Premessa.

Da quando avevo pochi mesi di vita, sino all’età di circa 18 anni, ho frequentato diversi centri per la riabilitazione dei disabili. In tutti questi anni ho potuto osservare il diverso approccio alla vita da parte del disabile, me compreso. Potrei dire che ho riscontrato almeno tre differenti modalità, la prima è quella in cui il diversamente abile è arrabbiato con il mondo, la seconda lo vede essere passivo, la terza, è quella che un po’ più mi appartiene, in cui malgrado le difficoltà il disabile si pone al mondo cercando di superarle.

Perché è un disabile deve accettare la sua condizione?

Può sembrare assurdo, ma già in condizioni normali, la non accettazione delle cose che non vanno come vorremmo, è innegabilmente motivo di sofferenza. Se a questo andiamo ad aggiungere una condizione dalla quale molto probabilmente non è possibile uscire, questo significa impostare tutta la vita sulla modalità “sofferenze esagerata”. Non nego assolutamente che i momenti di difficoltà ci sono, il più delle volte cominciano la mattina appena sveglio, per terminare la sera (aumentando) sino al momento in cui non tocco il materasso. Questi meccanismi variano a seconda della disabilità della persona, ma credo che una cosa sempre vera sia che la stanchezza non aiuta. Rende difficoltoso fare anche le cose più semplici. Quando devi concentrare una buona parte delle tue energie, per regolare i tuoi movimenti, anche solo per mettere un calzino, è immaginabile come andando verso sera le cose diventino sempre più complesse.

Allora che cosa dovrebbe spingere un disabile ad accettare la propria condizione?

Personalmente credo che molto dipenda dalla motivazione che si dà alla propria condizione. Si può pensare esclusivamente di essere “sfigati”, ci si può semplicemente arrendere all’evidenza senza porsi troppe domande oppure, si può cercare una motivazione profonda che spinga a fare del proprio meglio per sfruttare questa condizione non favorevole. Io ho scelto! Ho trovato la mia motivazione nella legge di causa ed effetto o karma, se preferisci, partendo dal presupposto che se vivo questa situazione specifica una motivazione sicuramente c’è. Non sempre questa motivazione va ricercata nella vita attuale, a volte risale a diverse vite precedenti, ma non per questo vale di meno. Personalmente credo di non aver fatto un buon uso del mio corpo nelle vite precedenti o più semplicemente devo essermi comportato in modo davvero orribile con persone che avevano difficoltà di carattere fisico. Il karma ci offre la possibilità di migliorare di vita in vita, l’importante è comprendere per quale motivo alcune cose ci stanno capitando, senza abbatterci, ma come dicevo prima, sfruttando una condizione apparentemente sfavorevole, finalizzandola alla propria crescita personale.

....

COMPITI DA SVOLGERE:
A – Risponda alle seguenti domande sul brano dedicato all'accettazione della disabilità:
(i) Fino a quale età circa chi scrive ha frequentato centri per la riabilitazione dei disabili?
(ii) Quante modalità differenti di approccio alla vita dichiara di aver riscontrato, come minimo?
(iii) In che cosa chi scrive ha trovato la propria motivazione?
B – Estragga dal brano dedicato all'accettazione della disabilità tutto il testo che va da "Da quando avevo" giù fino a "la sua condizione?", senza alcuna modifica.
L'elenco riportato di seguito proviene da una fonte diversa dal brano.

....

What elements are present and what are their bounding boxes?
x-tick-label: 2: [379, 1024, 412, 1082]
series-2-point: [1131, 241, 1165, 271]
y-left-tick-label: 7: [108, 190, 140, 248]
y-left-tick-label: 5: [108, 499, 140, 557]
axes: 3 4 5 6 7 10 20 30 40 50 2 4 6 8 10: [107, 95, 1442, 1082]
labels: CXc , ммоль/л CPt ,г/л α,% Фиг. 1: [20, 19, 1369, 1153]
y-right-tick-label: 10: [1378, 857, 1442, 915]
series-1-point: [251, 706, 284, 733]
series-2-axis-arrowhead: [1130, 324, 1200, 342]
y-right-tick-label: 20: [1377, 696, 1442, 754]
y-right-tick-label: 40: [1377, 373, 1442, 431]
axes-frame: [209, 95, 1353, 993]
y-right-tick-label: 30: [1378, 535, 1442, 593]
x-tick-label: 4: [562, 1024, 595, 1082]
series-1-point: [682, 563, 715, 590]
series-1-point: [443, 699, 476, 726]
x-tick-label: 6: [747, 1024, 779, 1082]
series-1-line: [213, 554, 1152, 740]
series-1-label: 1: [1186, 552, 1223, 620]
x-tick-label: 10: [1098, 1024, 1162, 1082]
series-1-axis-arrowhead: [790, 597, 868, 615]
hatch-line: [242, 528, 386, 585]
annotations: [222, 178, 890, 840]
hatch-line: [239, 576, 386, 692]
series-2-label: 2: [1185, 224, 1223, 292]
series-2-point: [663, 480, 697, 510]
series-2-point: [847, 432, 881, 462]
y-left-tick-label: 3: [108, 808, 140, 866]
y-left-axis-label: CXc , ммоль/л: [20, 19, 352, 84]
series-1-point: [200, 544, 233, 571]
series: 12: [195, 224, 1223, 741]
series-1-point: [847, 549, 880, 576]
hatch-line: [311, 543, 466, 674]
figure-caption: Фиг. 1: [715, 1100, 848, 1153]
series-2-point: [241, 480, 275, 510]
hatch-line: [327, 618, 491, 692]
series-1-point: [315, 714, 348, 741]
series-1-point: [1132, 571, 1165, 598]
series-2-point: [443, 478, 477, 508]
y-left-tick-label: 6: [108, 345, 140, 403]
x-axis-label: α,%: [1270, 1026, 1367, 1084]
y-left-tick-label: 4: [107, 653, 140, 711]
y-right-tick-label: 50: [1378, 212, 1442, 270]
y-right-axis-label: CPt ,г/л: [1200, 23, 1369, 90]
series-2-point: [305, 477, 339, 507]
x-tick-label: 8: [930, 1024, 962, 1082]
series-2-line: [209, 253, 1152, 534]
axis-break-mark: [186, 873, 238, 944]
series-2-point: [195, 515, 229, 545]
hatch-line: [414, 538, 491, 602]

....

RISPOSTE ALL'ESERCIZIO:
A –
(i) Fino all'età di circa 18 anni.
(ii) Almeno tre.
(iii) Nella legge di causa ed effetto, o karma.

B –
Da quando avevo pochi mesi di vita, sino all’età di circa 18 anni, ho frequentato diversi centri per la riabilitazione dei disabili. In tutti questi anni ho potuto osservare il diverso approccio alla vita da parte del disabile, me compreso. Potrei dire che ho riscontrato almeno tre differenti modalità, la prima è quella in cui il diversamente abile è arrabbiato con il mondo, la seconda lo vede essere passivo, la terza, è quella che un po’ più mi appartiene, in cui malgrado le difficoltà il disabile si pone al mondo cercando di superarle.

Perché è un disabile deve accettare la sua condizione?